The request: Images do not belong in the copy. Retype all the entries below exactly.

(Records from a data source)
+++

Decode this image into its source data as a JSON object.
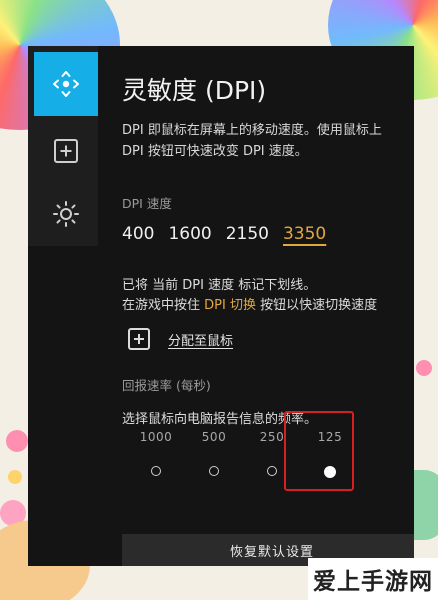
{
  "page": {
    "title": "灵敏度 (DPI)",
    "description_line1": "DPI 即鼠标在屏幕上的移动速度。使用鼠标上",
    "description_line2": "DPI 按钮可快速改变 DPI 速度。"
  },
  "sidebar": {
    "items": [
      {
        "icon": "move-icon",
        "active": true
      },
      {
        "icon": "add-square-icon",
        "active": false
      },
      {
        "icon": "brightness-icon",
        "active": false
      }
    ]
  },
  "dpi": {
    "label": "DPI 速度",
    "values": [
      "400",
      "1600",
      "2150",
      "3350"
    ],
    "current": "3350",
    "note_line1": "已将 当前 DPI 速度 标记下划线。",
    "note_line2_pre": "在游戏中按住 ",
    "note_line2_hl": "DPI 切换",
    "note_line2_post": " 按钮以快速切换速度",
    "assign_label": "分配至鼠标"
  },
  "report_rate": {
    "label": "回报速率 (每秒)",
    "description": "选择鼠标向电脑报告信息的频率。",
    "options": [
      "1000",
      "500",
      "250",
      "125"
    ],
    "selected": "125"
  },
  "reset_button": "恢复默认设置",
  "watermark": "爱上手游网",
  "colors": {
    "accent_blue": "#16aee6",
    "current_dpi": "#e2a83f",
    "highlight_box": "#d81f1f"
  }
}
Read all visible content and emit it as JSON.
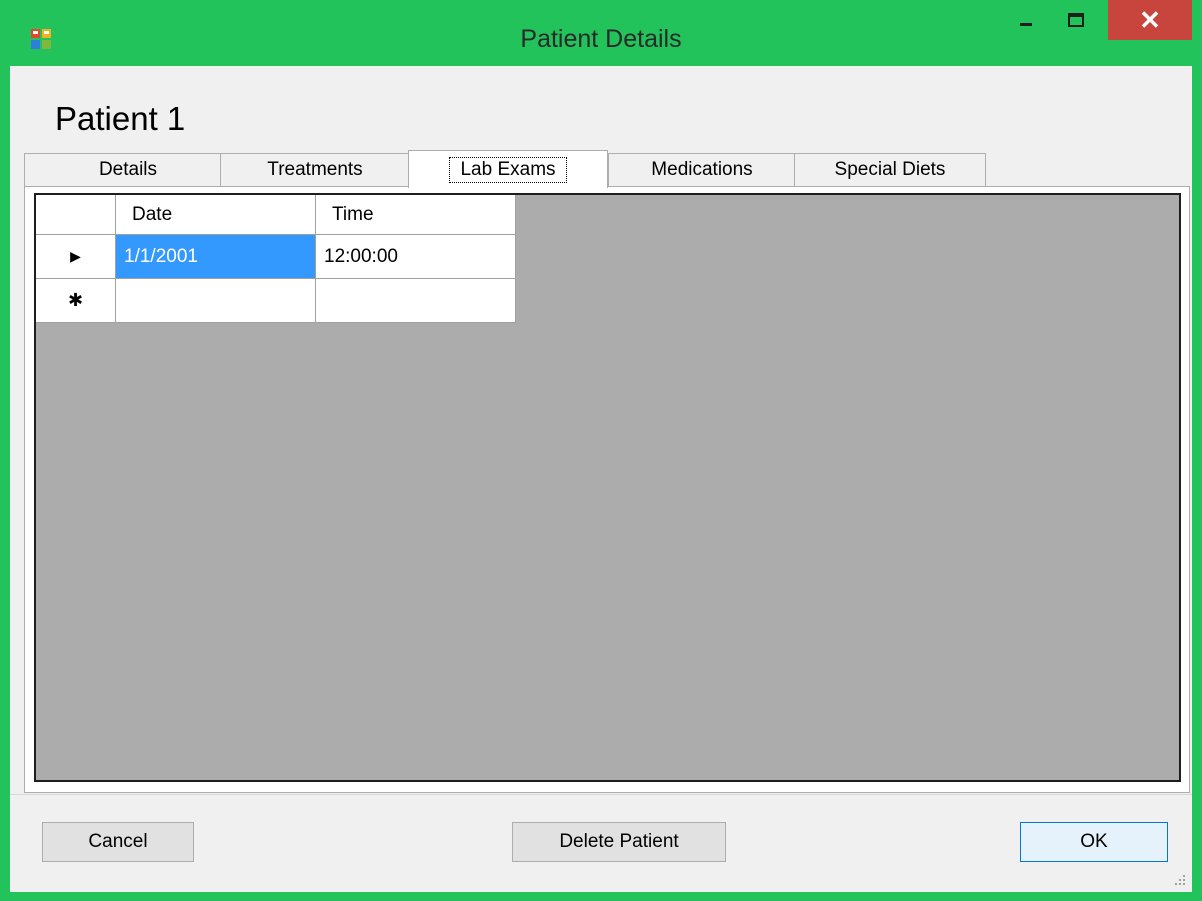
{
  "window": {
    "title": "Patient Details",
    "app_icon": "winforms-app-icon",
    "frame_color": "#21c35a",
    "close_color": "#c7453c",
    "controls": [
      "minimize-icon",
      "maximize-icon",
      "close-icon"
    ],
    "close_glyph": "✕"
  },
  "header": {
    "patient_name": "Patient 1"
  },
  "tabs": [
    {
      "label": "Details",
      "active": false
    },
    {
      "label": "Treatments",
      "active": false
    },
    {
      "label": "Lab Exams",
      "active": true
    },
    {
      "label": "Medications",
      "active": false
    },
    {
      "label": "Special Diets",
      "active": false
    }
  ],
  "grid": {
    "columns": [
      "Date",
      "Time"
    ],
    "rows": [
      {
        "indicator": "▶",
        "date": "1/1/2001",
        "time": "12:00:00",
        "selected_column": "date"
      },
      {
        "indicator": "✱",
        "date": "",
        "time": "",
        "new_row": true
      }
    ],
    "selection_color": "#3399ff"
  },
  "buttons": {
    "cancel": "Cancel",
    "delete": "Delete Patient",
    "ok": "OK",
    "default_border_color": "#0078d7"
  }
}
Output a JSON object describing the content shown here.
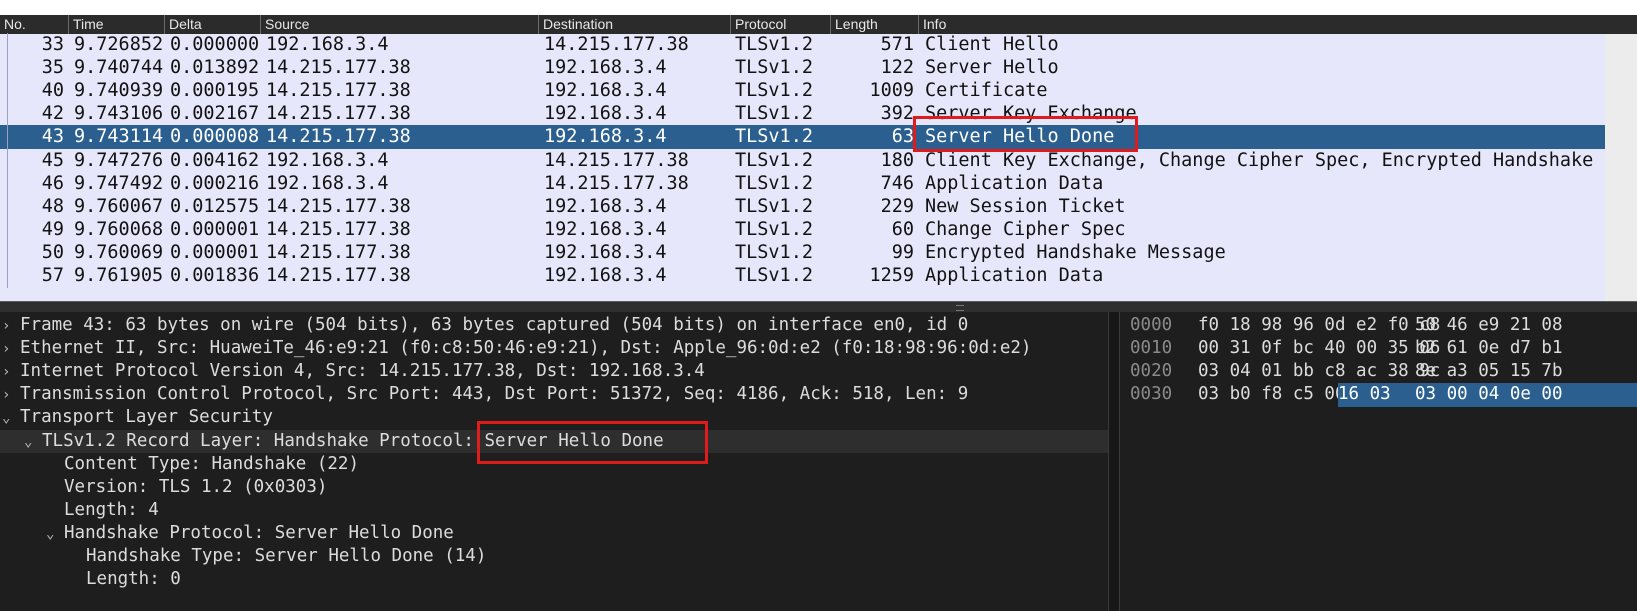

+++

Solution:
Decode this image into its source data as a JSON object.
{
  "page": {
    "title": "灵敏度 (DPI)",
    "description_line1": "DPI 即鼠标在屏幕上的移动速度。使用鼠标上",
    "description_line2": "DPI 按钮可快速改变 DPI 速度。"
  },
  "sidebar": {
    "items": [
      {
        "icon": "move-icon",
        "active": true
      },
      {
        "icon": "add-square-icon",
        "active": false
      },
      {
        "icon": "brightness-icon",
        "active": false
      }
    ]
  },
  "dpi": {
    "label": "DPI 速度",
    "values": [
      "400",
      "1600",
      "2150",
      "3350"
    ],
    "current": "3350",
    "note_line1": "已将 当前 DPI 速度 标记下划线。",
    "note_line2_pre": "在游戏中按住 ",
    "note_line2_hl": "DPI 切换",
    "note_line2_post": " 按钮以快速切换速度",
    "assign_label": "分配至鼠标"
  },
  "report_rate": {
    "label": "回报速率 (每秒)",
    "description": "选择鼠标向电脑报告信息的频率。",
    "options": [
      "1000",
      "500",
      "250",
      "125"
    ],
    "selected": "125"
  },
  "reset_button": "恢复默认设置",
  "watermark": "爱上手游网",
  "colors": {
    "accent_blue": "#16aee6",
    "current_dpi": "#e2a83f",
    "highlight_box": "#d81f1f"
  }
}
Read all visible content and emit it as JSON.
{
  "window": {
    "title": "Patient Details",
    "app_icon": "winforms-app-icon",
    "frame_color": "#21c35a",
    "close_color": "#c7453c",
    "controls": [
      "minimize-icon",
      "maximize-icon",
      "close-icon"
    ],
    "close_glyph": "✕"
  },
  "header": {
    "patient_name": "Patient 1"
  },
  "tabs": [
    {
      "label": "Details",
      "active": false
    },
    {
      "label": "Treatments",
      "active": false
    },
    {
      "label": "Lab Exams",
      "active": true
    },
    {
      "label": "Medications",
      "active": false
    },
    {
      "label": "Special Diets",
      "active": false
    }
  ],
  "grid": {
    "columns": [
      "Date",
      "Time"
    ],
    "rows": [
      {
        "indicator": "▶",
        "date": "1/1/2001",
        "time": "12:00:00",
        "selected_column": "date"
      },
      {
        "indicator": "✱",
        "date": "",
        "time": "",
        "new_row": true
      }
    ],
    "selection_color": "#3399ff"
  },
  "buttons": {
    "cancel": "Cancel",
    "delete": "Delete Patient",
    "ok": "OK",
    "default_border_color": "#0078d7"
  }
}
Output a JSON object describing the content shown here.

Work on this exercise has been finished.